What to do: Show, in full, each line of the data that contains "module".

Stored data
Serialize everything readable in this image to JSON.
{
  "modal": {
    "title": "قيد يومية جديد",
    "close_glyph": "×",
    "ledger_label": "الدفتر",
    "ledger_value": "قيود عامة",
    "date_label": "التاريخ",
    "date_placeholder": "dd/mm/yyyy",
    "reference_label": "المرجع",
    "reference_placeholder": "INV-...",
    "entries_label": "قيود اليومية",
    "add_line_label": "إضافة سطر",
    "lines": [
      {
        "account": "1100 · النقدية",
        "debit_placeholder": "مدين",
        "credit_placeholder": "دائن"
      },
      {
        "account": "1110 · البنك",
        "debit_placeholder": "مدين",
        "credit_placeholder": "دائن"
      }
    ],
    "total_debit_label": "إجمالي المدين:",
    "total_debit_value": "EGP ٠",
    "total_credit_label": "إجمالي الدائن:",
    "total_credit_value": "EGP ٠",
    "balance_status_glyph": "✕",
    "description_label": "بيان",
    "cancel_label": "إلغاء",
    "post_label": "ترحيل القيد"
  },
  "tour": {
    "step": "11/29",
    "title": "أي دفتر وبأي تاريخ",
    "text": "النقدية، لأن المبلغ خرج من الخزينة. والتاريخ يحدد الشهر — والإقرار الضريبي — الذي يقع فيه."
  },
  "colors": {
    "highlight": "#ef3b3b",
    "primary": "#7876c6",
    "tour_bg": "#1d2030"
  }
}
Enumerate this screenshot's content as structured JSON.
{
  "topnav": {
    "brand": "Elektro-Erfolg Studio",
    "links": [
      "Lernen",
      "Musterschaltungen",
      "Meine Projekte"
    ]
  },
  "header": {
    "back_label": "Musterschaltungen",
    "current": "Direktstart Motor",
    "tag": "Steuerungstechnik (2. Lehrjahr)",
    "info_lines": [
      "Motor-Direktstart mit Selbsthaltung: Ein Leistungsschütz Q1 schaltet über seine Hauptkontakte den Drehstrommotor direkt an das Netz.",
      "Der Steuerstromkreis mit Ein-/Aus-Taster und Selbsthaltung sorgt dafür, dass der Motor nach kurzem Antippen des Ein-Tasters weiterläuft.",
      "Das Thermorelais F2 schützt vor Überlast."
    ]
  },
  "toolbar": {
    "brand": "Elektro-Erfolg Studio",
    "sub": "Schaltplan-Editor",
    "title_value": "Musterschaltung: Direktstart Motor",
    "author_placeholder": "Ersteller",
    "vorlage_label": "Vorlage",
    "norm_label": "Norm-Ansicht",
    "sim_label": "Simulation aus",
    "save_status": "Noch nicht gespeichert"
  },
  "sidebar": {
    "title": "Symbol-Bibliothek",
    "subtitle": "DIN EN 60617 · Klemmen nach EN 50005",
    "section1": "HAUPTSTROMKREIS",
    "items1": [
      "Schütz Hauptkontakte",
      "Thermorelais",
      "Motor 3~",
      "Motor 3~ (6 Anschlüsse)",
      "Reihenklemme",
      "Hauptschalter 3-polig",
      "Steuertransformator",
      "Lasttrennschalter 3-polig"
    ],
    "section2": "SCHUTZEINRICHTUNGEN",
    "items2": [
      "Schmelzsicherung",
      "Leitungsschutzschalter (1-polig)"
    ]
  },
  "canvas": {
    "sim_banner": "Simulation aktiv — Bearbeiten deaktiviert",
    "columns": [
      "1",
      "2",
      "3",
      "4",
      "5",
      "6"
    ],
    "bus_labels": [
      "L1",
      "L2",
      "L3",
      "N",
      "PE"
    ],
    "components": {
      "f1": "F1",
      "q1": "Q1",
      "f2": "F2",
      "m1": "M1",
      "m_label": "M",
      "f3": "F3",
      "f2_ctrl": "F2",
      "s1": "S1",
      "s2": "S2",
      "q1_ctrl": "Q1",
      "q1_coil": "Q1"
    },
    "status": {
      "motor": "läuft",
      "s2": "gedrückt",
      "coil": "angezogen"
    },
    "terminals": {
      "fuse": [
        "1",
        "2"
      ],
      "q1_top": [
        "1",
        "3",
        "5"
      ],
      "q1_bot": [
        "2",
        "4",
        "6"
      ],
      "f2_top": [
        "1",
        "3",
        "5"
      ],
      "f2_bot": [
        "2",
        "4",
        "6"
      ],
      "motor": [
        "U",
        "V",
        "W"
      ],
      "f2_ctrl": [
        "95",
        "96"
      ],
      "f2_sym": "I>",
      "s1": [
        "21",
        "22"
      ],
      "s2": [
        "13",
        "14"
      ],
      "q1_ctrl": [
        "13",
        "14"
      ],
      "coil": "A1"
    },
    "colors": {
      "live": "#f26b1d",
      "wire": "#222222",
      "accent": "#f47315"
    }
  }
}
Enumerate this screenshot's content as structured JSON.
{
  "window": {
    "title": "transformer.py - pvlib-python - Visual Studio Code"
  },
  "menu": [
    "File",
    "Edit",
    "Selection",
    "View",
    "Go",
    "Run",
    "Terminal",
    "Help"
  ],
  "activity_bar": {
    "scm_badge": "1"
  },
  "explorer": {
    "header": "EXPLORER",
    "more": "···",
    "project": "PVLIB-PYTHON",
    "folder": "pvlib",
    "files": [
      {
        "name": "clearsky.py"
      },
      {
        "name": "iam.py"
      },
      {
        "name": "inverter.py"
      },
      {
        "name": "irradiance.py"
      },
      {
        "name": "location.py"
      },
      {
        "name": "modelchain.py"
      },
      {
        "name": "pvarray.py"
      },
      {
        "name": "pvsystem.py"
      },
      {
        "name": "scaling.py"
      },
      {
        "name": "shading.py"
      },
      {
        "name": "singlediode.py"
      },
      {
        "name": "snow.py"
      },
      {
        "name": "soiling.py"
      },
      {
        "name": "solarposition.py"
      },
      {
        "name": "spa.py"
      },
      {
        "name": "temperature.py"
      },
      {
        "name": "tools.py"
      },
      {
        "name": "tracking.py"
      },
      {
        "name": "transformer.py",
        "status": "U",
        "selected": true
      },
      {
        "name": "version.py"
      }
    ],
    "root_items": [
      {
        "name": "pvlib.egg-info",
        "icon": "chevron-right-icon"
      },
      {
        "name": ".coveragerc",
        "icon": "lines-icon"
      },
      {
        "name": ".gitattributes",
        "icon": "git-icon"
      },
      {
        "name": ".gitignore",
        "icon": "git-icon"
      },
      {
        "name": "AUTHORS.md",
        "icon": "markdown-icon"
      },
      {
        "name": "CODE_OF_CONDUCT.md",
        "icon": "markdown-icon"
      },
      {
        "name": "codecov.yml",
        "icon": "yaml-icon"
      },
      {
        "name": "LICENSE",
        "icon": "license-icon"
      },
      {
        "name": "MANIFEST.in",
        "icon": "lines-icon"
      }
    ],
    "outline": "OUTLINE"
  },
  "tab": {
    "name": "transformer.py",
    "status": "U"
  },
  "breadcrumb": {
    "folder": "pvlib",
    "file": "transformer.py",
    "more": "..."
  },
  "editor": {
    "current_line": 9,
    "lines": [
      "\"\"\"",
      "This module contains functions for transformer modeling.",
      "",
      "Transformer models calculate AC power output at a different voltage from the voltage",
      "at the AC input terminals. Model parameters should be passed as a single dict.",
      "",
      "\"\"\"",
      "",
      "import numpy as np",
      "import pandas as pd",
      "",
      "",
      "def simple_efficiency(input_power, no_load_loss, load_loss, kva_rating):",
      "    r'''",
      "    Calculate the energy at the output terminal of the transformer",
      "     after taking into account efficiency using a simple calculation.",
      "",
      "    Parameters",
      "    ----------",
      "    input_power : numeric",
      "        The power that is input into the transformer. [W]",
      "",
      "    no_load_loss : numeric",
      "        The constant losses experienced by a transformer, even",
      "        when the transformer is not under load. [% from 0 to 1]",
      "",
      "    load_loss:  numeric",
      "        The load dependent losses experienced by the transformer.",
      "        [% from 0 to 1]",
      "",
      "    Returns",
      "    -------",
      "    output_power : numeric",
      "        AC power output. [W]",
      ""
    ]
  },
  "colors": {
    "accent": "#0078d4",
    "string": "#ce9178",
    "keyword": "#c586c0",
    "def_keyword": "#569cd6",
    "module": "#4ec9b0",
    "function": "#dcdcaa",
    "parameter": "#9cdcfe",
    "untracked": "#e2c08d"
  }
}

Solution to this exercise:
      "This module contains functions for transformer modeling.",
    "module": "#4ec9b0",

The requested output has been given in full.